(Recorded data)
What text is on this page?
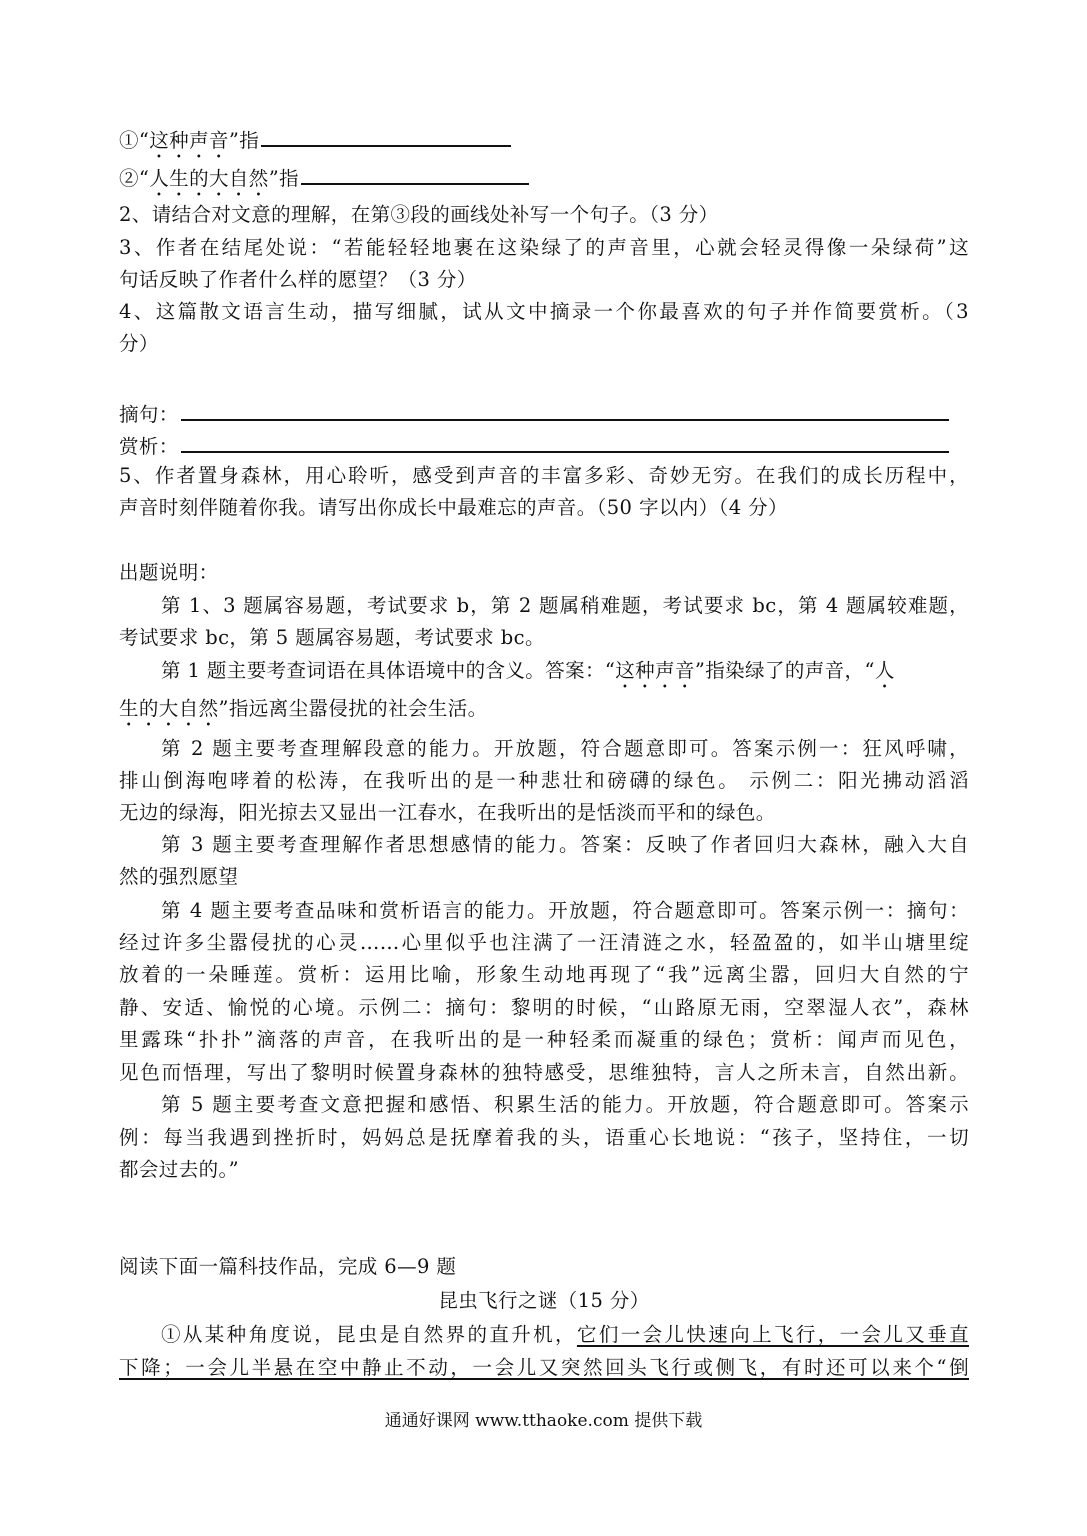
①“这种声音”指
②“人生的大自然”指
2、请结合对文意的理解，在第③段的画线处补写一个句子。（3 分）
3、作者在结尾处说：“若能轻轻地裹在这染绿了的声音里，心就会轻灵得像一朵绿荷”这
句话反映了作者什么样的愿望？（3 分）
4、这篇散文语言生动，描写细腻，试从文中摘录一个你最喜欢的句子并作简要赏析。（3
分）
摘句：
赏析：
5、作者置身森林，用心聆听，感受到声音的丰富多彩、奇妙无穷。在我们的成长历程中，
声音时刻伴随着你我。请写出你成长中最难忘的声音。（50 字以内）（4 分）
出题说明：
第 1、3 题属容易题，考试要求 b，第 2 题属稍难题，考试要求 bc，第 4 题属较难题，
考试要求 bc，第 5 题属容易题，考试要求 bc。
第 1 题主要考查词语在具体语境中的含义。答案：“这种声音”指染绿了的声音，“人
生的大自然”指远离尘嚣侵扰的社会生活。
第 2 题主要考查理解段意的能力。开放题，符合题意即可。答案示例一：狂风呼啸，
排山倒海咆哮着的松涛，在我听出的是一种悲壮和磅礴的绿色。 示例二：阳光拂动滔滔
无边的绿海，阳光掠去又显出一江春水，在我听出的是恬淡而平和的绿色。
第 3 题主要考查理解作者思想感情的能力。答案：反映了作者回归大森林，融入大自
然的强烈愿望
第 4 题主要考查品味和赏析语言的能力。开放题，符合题意即可。答案示例一：摘句：
经过许多尘嚣侵扰的心灵……心里似乎也注满了一汪清涟之水，轻盈盈的，如半山塘里绽
放着的一朵睡莲。赏析：运用比喻，形象生动地再现了“我”远离尘嚣，回归大自然的宁
静、安适、愉悦的心境。示例二：摘句：黎明的时候，“山路原无雨，空翠湿人衣”，森林
里露珠“扑扑”滴落的声音，在我听出的是一种轻柔而凝重的绿色；赏析：闻声而见色，
见色而悟理，写出了黎明时候置身森林的独特感受，思维独特，言人之所未言，自然出新。
第 5 题主要考查文意把握和感悟、积累生活的能力。开放题，符合题意即可。答案示
例：每当我遇到挫折时，妈妈总是抚摩着我的头，语重心长地说：“孩子，坚持住，一切
都会过去的。”
阅读下面一篇科技作品，完成 6—9 题
昆虫飞行之谜（15 分）
①从某种角度说，昆虫是自然界的直升机，它们一会儿快速向上飞行，一会儿又垂直
下降；一会儿半悬在空中静止不动，一会儿又突然回头飞行或侧飞，有时还可以来个“倒
通通好课网 www.tthaoke.com 提供下载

» **EXERCISE GOAL**
Without including any picture, retype the entries exactly.

» **SOLUTION**
What text is on this page?
①“这种声音”指
②“人生的大自然”指
2、请结合对文意的理解，在第③段的画线处补写一个句子。（3 分）
3、作者在结尾处说：“若能轻轻地裹在这染绿了的声音里，心就会轻灵得像一朵绿荷”这
句话反映了作者什么样的愿望？（3 分）
4、这篇散文语言生动，描写细腻，试从文中摘录一个你最喜欢的句子并作简要赏析。（3
分）
摘句：
赏析：
5、作者置身森林，用心聆听，感受到声音的丰富多彩、奇妙无穷。在我们的成长历程中，
声音时刻伴随着你我。请写出你成长中最难忘的声音。（50 字以内）（4 分）
出题说明：
第 1、3 题属容易题，考试要求 b，第 2 题属稍难题，考试要求 bc，第 4 题属较难题，
考试要求 bc，第 5 题属容易题，考试要求 bc。
第 1 题主要考查词语在具体语境中的含义。答案：“这种声音”指染绿了的声音，“人
生的大自然”指远离尘嚣侵扰的社会生活。
第 2 题主要考查理解段意的能力。开放题，符合题意即可。答案示例一：狂风呼啸，
排山倒海咆哮着的松涛，在我听出的是一种悲壮和磅礴的绿色。 示例二：阳光拂动滔滔
无边的绿海，阳光掠去又显出一江春水，在我听出的是恬淡而平和的绿色。
第 3 题主要考查理解作者思想感情的能力。答案：反映了作者回归大森林，融入大自
然的强烈愿望
第 4 题主要考查品味和赏析语言的能力。开放题，符合题意即可。答案示例一：摘句：
经过许多尘嚣侵扰的心灵……心里似乎也注满了一汪清涟之水，轻盈盈的，如半山塘里绽
放着的一朵睡莲。赏析：运用比喻，形象生动地再现了“我”远离尘嚣，回归大自然的宁
静、安适、愉悦的心境。示例二：摘句：黎明的时候，“山路原无雨，空翠湿人衣”，森林
里露珠“扑扑”滴落的声音，在我听出的是一种轻柔而凝重的绿色；赏析：闻声而见色，
见色而悟理，写出了黎明时候置身森林的独特感受，思维独特，言人之所未言，自然出新。
第 5 题主要考查文意把握和感悟、积累生活的能力。开放题，符合题意即可。答案示
例：每当我遇到挫折时，妈妈总是抚摩着我的头，语重心长地说：“孩子，坚持住，一切
都会过去的。”
阅读下面一篇科技作品，完成 6—9 题
昆虫飞行之谜（15 分）
①从某种角度说，昆虫是自然界的直升机，它们一会儿快速向上飞行，一会儿又垂直
下降；一会儿半悬在空中静止不动，一会儿又突然回头飞行或侧飞，有时还可以来个“倒
通通好课网 www.tthaoke.com 提供下载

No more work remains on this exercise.